# start of The input

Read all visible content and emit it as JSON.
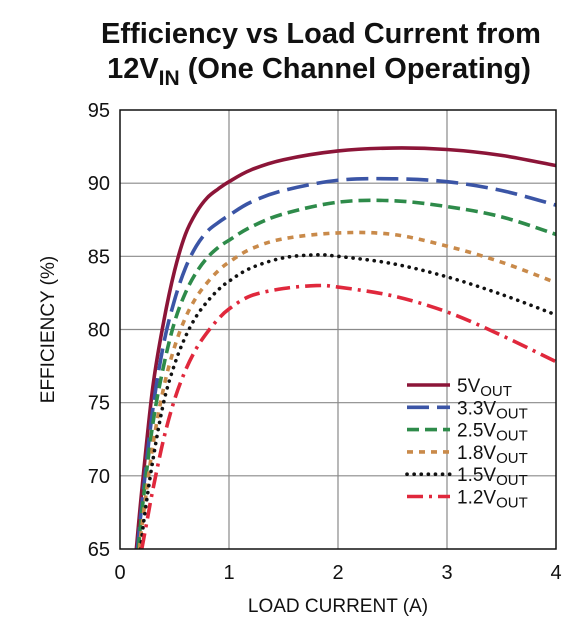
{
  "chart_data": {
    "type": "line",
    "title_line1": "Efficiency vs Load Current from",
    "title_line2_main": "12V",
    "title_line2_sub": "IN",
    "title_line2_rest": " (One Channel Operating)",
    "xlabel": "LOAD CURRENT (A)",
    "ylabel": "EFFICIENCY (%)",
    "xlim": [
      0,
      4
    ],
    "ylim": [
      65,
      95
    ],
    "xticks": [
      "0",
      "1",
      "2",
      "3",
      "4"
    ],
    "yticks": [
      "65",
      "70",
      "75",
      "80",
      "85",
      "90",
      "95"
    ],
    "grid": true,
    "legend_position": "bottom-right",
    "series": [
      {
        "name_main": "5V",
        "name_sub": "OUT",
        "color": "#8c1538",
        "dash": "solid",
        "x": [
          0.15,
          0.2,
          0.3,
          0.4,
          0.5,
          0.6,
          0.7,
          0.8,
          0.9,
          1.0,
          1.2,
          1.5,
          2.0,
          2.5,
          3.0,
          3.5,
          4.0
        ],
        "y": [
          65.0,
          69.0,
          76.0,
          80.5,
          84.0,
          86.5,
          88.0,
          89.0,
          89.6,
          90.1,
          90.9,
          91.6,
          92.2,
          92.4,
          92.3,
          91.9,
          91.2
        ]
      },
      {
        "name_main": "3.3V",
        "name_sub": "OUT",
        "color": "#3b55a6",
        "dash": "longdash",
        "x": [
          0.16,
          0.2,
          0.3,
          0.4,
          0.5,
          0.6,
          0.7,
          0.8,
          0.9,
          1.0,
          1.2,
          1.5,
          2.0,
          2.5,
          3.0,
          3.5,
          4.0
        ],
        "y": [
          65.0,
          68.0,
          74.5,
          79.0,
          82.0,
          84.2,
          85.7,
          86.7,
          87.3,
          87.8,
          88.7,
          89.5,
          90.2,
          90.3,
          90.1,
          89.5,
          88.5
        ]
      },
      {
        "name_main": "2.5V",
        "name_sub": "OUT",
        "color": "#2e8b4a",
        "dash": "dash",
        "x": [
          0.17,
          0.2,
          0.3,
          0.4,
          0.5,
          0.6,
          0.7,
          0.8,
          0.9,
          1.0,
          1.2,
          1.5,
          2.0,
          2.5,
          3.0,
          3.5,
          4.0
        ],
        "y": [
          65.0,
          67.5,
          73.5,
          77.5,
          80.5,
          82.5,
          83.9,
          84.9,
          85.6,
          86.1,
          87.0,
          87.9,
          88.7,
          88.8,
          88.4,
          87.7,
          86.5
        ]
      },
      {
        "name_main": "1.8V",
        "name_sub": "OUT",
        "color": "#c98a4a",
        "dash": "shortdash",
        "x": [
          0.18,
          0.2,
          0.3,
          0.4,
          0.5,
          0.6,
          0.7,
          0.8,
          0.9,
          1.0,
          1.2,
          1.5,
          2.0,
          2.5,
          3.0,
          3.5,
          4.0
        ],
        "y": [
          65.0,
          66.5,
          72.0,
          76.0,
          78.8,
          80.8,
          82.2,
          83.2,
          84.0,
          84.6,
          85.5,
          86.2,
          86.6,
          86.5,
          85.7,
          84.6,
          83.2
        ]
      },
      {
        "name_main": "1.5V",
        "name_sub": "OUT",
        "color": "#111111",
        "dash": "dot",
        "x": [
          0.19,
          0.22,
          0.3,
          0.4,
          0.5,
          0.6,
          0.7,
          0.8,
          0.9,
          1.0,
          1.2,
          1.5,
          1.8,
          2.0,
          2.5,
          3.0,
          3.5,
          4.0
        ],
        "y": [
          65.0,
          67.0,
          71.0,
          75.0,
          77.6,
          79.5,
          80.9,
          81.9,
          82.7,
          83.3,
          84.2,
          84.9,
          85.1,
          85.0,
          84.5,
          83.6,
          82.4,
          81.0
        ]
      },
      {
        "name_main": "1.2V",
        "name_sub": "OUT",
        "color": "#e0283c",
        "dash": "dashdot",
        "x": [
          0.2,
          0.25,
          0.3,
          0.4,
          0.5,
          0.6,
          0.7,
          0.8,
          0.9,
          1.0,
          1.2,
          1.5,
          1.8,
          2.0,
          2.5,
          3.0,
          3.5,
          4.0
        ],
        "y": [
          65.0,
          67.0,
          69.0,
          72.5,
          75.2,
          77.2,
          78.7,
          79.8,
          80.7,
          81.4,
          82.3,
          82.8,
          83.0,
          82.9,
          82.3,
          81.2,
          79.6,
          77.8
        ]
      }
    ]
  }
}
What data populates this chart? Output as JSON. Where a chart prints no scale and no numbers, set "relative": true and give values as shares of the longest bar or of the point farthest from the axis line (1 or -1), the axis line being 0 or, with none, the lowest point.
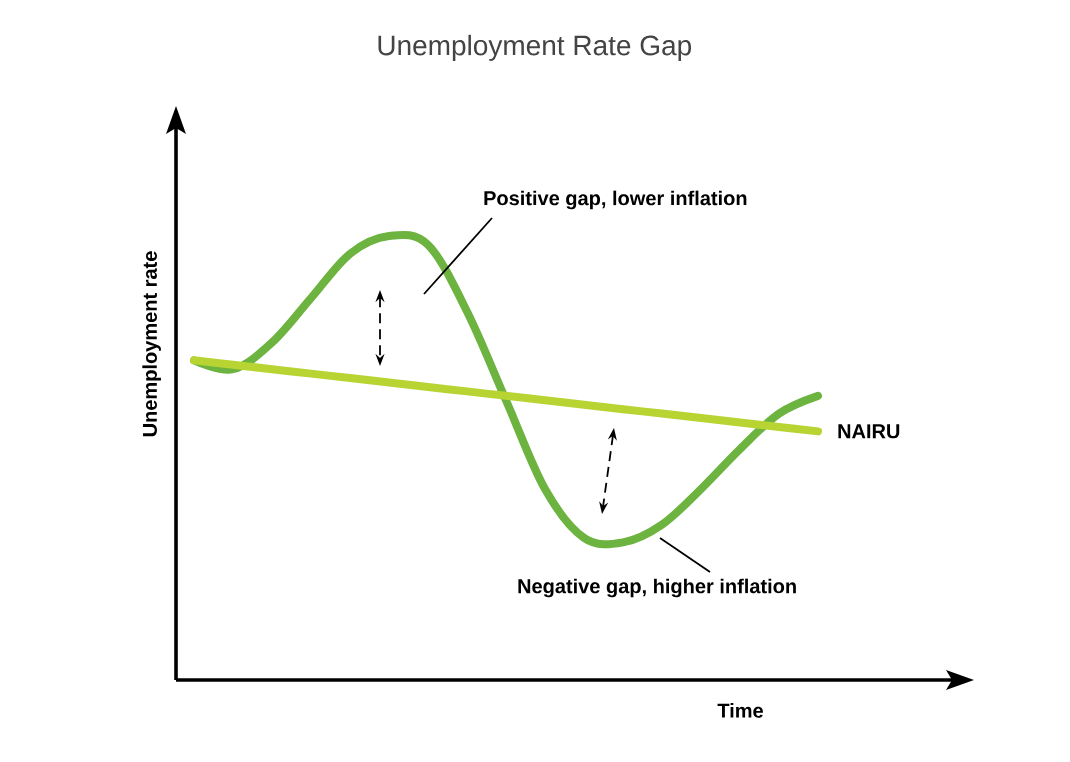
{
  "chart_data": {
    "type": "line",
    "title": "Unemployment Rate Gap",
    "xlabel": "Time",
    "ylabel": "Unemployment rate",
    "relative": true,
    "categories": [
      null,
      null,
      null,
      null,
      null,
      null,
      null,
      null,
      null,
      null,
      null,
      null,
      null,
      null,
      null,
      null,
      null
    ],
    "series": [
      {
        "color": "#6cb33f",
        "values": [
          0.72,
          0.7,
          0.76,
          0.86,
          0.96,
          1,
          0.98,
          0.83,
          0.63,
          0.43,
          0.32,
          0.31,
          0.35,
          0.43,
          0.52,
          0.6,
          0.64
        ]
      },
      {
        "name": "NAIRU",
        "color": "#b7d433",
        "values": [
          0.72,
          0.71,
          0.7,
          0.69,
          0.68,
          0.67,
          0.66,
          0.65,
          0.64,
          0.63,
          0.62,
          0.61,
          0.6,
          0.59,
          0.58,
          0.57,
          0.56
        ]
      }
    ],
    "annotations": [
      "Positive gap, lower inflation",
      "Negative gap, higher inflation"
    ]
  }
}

# end of The input

### Instructions for the task
Of the lines above, copy each that contains "from".

### Response
    "title_line1": "Efficiency vs Load Current from",
What data populates this chart? Output as JSON. Where a chart prints no scale and no numbers, set "relative": true and give values as shares of the longest bar or of the point farthest from the axis line (1 or -1), the axis line being 0 or, with none, the lowest point.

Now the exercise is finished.